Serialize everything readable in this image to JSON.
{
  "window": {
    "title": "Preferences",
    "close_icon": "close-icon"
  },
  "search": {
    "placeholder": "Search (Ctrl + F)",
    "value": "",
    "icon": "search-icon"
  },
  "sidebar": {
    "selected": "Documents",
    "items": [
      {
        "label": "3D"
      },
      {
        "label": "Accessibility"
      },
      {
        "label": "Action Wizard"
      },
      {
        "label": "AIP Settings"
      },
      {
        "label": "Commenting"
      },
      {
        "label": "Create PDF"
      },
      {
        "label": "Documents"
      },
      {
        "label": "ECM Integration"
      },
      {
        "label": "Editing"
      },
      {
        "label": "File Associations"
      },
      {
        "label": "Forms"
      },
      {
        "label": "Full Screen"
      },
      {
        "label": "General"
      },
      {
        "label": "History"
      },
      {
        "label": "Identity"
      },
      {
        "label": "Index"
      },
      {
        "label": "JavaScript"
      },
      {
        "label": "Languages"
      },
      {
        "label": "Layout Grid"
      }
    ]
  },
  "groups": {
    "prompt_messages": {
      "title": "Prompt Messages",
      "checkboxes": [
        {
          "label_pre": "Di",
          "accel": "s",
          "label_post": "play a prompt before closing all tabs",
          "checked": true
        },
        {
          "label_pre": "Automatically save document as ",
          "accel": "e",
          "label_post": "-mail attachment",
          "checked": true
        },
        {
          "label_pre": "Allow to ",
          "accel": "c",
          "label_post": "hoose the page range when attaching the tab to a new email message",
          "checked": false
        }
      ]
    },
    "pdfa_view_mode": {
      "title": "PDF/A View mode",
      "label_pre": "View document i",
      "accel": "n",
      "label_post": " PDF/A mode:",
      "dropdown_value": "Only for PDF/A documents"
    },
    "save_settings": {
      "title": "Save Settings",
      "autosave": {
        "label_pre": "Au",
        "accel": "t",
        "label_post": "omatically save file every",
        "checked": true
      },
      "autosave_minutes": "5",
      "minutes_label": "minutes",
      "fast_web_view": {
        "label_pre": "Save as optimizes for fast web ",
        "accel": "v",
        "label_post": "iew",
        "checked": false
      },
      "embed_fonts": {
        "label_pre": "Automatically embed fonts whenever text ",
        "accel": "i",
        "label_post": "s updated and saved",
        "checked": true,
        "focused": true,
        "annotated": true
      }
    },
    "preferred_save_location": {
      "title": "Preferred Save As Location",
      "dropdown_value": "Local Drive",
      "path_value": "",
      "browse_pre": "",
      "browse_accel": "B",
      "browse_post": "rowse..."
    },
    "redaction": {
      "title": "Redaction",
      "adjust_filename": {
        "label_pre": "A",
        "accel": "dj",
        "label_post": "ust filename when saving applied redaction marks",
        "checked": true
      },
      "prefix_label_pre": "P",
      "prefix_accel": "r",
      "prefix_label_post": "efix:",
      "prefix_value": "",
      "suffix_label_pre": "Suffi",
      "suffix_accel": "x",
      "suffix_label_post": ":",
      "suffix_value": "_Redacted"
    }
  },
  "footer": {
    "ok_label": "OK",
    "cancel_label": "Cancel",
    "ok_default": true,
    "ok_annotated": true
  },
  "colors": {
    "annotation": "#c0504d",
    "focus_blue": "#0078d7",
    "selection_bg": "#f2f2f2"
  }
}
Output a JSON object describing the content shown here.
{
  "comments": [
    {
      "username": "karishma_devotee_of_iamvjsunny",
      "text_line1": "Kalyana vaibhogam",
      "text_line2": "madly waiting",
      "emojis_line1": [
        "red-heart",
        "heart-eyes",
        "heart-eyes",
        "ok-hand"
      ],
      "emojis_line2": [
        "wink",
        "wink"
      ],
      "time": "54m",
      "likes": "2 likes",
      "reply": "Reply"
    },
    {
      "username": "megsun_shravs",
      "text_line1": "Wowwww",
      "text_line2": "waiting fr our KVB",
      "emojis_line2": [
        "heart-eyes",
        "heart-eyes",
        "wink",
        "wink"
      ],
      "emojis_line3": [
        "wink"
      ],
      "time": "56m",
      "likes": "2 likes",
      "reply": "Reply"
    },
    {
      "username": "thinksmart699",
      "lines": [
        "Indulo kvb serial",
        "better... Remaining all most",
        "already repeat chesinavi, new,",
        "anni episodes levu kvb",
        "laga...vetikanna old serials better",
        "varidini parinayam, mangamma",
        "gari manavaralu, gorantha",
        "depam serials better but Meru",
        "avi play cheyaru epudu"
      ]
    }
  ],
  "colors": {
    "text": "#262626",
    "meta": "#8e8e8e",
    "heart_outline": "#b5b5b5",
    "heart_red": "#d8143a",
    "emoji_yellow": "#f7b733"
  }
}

TASK:
All lines from the one containing "Output a JSON" through the final line of the listing above are to be reproduced exactly; include both and add nothing.

COMPLETE OUTPUT:
Output a JSON object describing the content shown here.
{
  "comments": [
    {
      "username": "karishma_devotee_of_iamvjsunny",
      "text_line1": "Kalyana vaibhogam",
      "text_line2": "madly waiting",
      "emojis_line1": [
        "red-heart",
        "heart-eyes",
        "heart-eyes",
        "ok-hand"
      ],
      "emojis_line2": [
        "wink",
        "wink"
      ],
      "time": "54m",
      "likes": "2 likes",
      "reply": "Reply"
    },
    {
      "username": "megsun_shravs",
      "text_line1": "Wowwww",
      "text_line2": "waiting fr our KVB",
      "emojis_line2": [
        "heart-eyes",
        "heart-eyes",
        "wink",
        "wink"
      ],
      "emojis_line3": [
        "wink"
      ],
      "time": "56m",
      "likes": "2 likes",
      "reply": "Reply"
    },
    {
      "username": "thinksmart699",
      "lines": [
        "Indulo kvb serial",
        "better... Remaining all most",
        "already repeat chesinavi, new,",
        "anni episodes levu kvb",
        "laga...vetikanna old serials better",
        "varidini parinayam, mangamma",
        "gari manavaralu, gorantha",
        "depam serials better but Meru",
        "avi play cheyaru epudu"
      ]
    }
  ],
  "colors": {
    "text": "#262626",
    "meta": "#8e8e8e",
    "heart_outline": "#b5b5b5",
    "heart_red": "#d8143a",
    "emoji_yellow": "#f7b733"
  }
}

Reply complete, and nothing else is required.